Stored entries

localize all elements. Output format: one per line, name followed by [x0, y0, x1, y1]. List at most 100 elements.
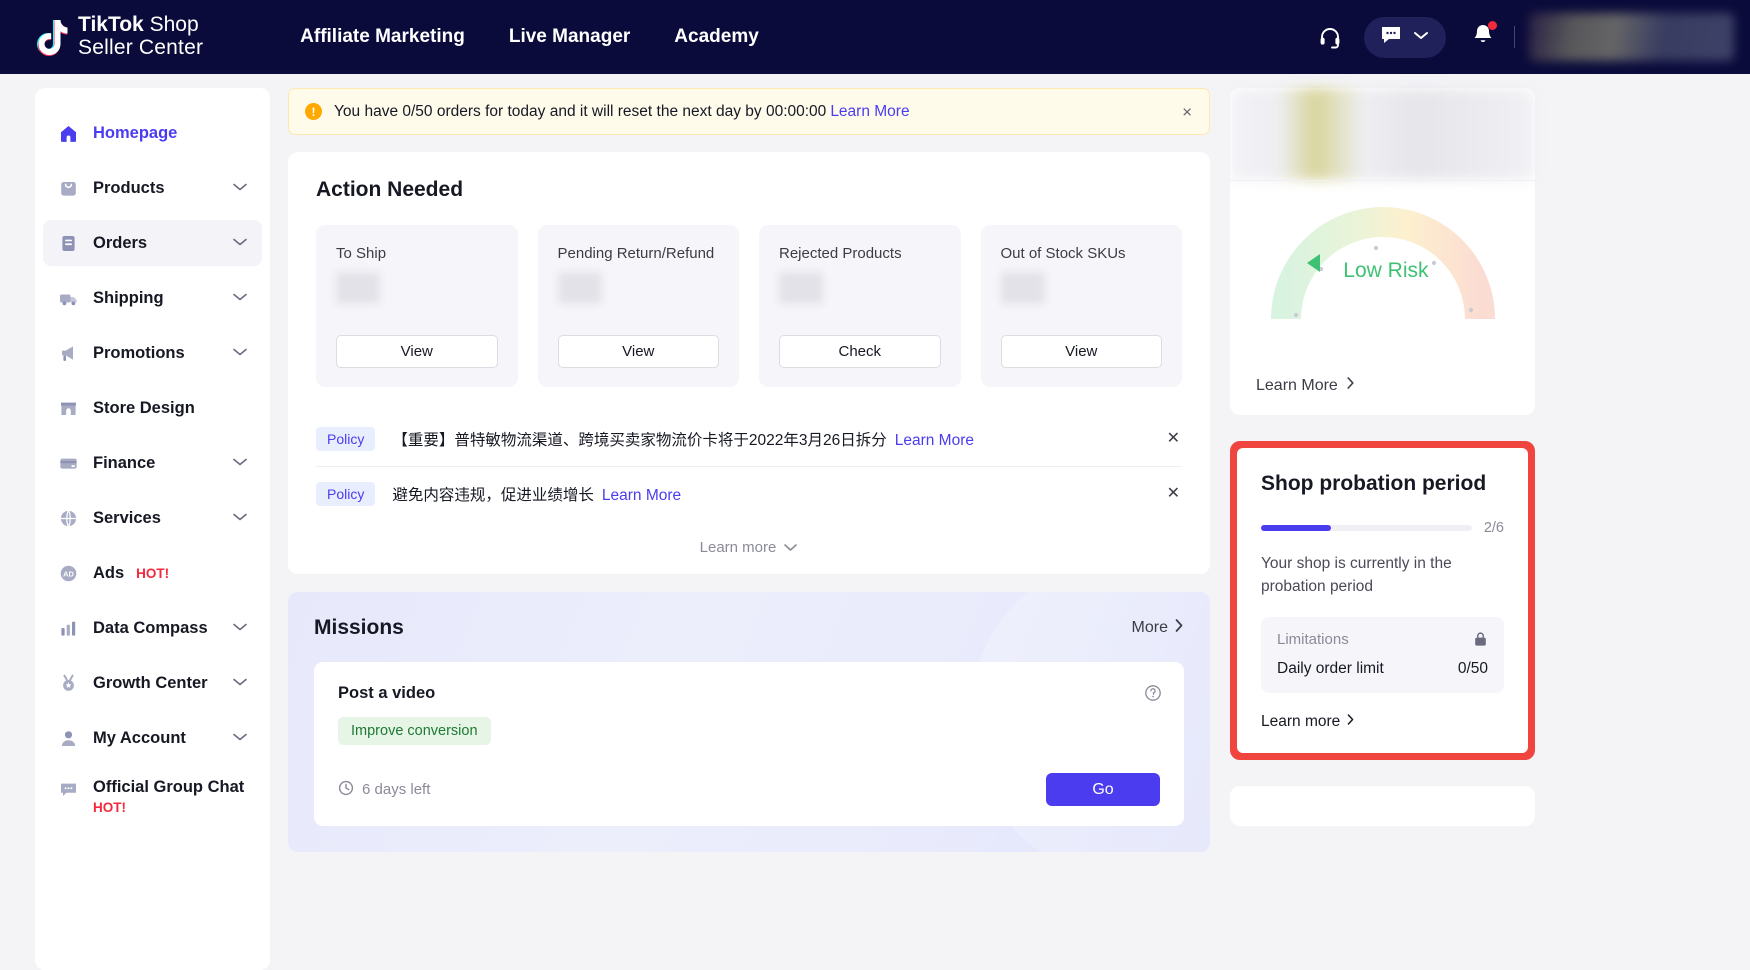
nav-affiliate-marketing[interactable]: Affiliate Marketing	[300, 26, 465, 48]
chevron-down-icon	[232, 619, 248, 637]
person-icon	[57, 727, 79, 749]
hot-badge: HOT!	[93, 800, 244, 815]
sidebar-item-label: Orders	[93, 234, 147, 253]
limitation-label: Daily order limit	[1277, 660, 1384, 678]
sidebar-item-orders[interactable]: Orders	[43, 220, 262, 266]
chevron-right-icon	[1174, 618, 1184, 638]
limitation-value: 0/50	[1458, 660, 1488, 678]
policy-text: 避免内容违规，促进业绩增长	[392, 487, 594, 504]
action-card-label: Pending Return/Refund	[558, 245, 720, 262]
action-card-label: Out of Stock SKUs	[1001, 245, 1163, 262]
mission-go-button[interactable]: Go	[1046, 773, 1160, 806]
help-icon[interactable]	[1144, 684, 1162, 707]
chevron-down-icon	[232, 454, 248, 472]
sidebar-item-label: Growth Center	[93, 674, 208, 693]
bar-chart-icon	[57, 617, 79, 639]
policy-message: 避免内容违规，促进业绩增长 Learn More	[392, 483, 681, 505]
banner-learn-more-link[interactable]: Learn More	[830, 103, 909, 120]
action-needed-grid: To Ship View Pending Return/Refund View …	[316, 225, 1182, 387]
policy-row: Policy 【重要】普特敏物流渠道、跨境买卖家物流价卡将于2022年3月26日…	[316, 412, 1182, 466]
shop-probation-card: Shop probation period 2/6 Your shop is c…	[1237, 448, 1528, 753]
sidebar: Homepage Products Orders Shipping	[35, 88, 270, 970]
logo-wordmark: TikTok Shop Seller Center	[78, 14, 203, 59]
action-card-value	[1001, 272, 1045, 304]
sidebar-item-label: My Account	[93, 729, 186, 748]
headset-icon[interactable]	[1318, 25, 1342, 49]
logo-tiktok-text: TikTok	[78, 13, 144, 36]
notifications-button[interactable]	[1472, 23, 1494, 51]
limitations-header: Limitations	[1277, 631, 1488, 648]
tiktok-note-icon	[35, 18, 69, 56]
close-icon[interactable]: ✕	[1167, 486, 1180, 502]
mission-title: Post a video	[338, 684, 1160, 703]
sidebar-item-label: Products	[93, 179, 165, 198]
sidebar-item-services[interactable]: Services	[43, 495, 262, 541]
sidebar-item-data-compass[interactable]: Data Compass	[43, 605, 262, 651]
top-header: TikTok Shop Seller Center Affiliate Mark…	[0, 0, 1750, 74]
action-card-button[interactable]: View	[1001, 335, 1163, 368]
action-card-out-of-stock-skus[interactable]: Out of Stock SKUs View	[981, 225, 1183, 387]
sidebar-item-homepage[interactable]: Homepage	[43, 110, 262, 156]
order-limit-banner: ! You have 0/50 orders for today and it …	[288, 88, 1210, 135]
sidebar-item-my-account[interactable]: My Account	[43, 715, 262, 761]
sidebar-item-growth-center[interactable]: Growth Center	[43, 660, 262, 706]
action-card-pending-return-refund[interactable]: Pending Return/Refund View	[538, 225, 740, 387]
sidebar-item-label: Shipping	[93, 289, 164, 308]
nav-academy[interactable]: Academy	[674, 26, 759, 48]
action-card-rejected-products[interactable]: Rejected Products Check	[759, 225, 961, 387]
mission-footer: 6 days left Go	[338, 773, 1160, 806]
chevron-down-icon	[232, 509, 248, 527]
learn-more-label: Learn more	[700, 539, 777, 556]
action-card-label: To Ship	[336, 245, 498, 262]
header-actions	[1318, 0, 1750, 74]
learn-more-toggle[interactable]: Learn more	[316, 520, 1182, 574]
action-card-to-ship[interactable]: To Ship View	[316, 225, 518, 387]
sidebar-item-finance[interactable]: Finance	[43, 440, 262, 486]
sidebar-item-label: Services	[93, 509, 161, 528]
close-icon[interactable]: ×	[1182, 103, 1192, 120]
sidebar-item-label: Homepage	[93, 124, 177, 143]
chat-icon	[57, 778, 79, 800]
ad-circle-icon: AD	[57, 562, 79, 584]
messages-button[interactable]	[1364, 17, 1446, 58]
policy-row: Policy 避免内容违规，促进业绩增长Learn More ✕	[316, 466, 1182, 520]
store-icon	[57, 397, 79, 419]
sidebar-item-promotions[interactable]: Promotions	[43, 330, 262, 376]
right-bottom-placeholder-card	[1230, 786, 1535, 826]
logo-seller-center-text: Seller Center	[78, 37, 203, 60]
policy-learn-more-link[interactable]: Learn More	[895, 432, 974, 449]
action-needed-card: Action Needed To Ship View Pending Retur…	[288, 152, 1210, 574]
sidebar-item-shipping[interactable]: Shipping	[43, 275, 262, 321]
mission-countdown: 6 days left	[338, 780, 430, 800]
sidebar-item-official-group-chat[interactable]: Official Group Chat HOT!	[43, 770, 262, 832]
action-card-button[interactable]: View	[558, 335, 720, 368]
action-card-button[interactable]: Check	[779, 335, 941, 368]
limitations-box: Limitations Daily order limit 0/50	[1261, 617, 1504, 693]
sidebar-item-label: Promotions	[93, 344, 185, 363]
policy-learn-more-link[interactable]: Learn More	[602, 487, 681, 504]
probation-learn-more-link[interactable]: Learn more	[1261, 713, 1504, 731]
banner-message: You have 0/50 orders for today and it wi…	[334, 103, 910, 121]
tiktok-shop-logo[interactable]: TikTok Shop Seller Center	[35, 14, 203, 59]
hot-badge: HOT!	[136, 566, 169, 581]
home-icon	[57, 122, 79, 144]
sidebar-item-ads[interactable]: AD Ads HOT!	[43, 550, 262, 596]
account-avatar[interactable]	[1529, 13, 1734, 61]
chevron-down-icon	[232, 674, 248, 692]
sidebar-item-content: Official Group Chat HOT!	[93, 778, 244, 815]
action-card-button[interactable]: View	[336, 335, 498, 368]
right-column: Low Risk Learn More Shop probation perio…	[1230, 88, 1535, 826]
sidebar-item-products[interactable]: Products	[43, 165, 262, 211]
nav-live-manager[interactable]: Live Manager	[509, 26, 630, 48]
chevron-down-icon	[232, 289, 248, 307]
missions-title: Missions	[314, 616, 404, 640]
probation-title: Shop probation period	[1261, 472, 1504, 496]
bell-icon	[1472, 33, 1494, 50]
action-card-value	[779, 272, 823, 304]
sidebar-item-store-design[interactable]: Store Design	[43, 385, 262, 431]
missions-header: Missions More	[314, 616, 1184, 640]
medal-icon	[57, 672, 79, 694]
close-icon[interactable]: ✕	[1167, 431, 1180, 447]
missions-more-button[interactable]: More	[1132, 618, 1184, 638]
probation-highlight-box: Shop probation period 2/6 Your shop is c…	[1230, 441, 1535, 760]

__Task goal__: Reproduce the material above verbatim, everything from the line containing "26, 465, 48]" down to the line containing "mission-title: Post a", both of those lines included.

__Expected output__:
nav-affiliate-marketing[interactable]: Affiliate Marketing	[300, 26, 465, 48]
chevron-down-icon	[232, 619, 248, 637]
person-icon	[57, 727, 79, 749]
hot-badge: HOT!	[93, 800, 244, 815]
sidebar-item-label: Orders	[93, 234, 147, 253]
limitation-label: Daily order limit	[1277, 660, 1384, 678]
sidebar-item-orders[interactable]: Orders	[43, 220, 262, 266]
chevron-right-icon	[1174, 618, 1184, 638]
limitation-value: 0/50	[1458, 660, 1488, 678]
policy-text: 避免内容违规，促进业绩增长	[392, 487, 594, 504]
action-card-label: Pending Return/Refund	[558, 245, 720, 262]
action-card-label: Out of Stock SKUs	[1001, 245, 1163, 262]
mission-go-button[interactable]: Go	[1046, 773, 1160, 806]
help-icon[interactable]	[1144, 684, 1162, 707]
chevron-down-icon	[232, 454, 248, 472]
sidebar-item-label: Growth Center	[93, 674, 208, 693]
bar-chart-icon	[57, 617, 79, 639]
policy-message: 避免内容违规，促进业绩增长 Learn More	[392, 483, 681, 505]
banner-learn-more-link[interactable]: Learn More	[830, 103, 909, 120]
action-needed-grid: To Ship View Pending Return/Refund View …	[316, 225, 1182, 387]
policy-row: Policy 【重要】普特敏物流渠道、跨境买卖家物流价卡将于2022年3月26日…	[316, 412, 1182, 466]
shop-probation-card: Shop probation period 2/6 Your shop is c…	[1237, 448, 1528, 753]
sidebar: Homepage Products Orders Shipping	[35, 88, 270, 970]
logo-wordmark: TikTok Shop Seller Center	[78, 14, 203, 59]
action-card-value	[1001, 272, 1045, 304]
sidebar-item-label: My Account	[93, 729, 186, 748]
headset-icon[interactable]	[1318, 25, 1342, 49]
logo-tiktok-text: TikTok	[78, 13, 144, 36]
notifications-button[interactable]	[1472, 23, 1494, 51]
limitations-header: Limitations	[1277, 631, 1488, 648]
tiktok-note-icon	[35, 18, 69, 56]
close-icon[interactable]: ✕	[1167, 486, 1180, 502]
mission-title: Post a video	[338, 684, 1160, 703]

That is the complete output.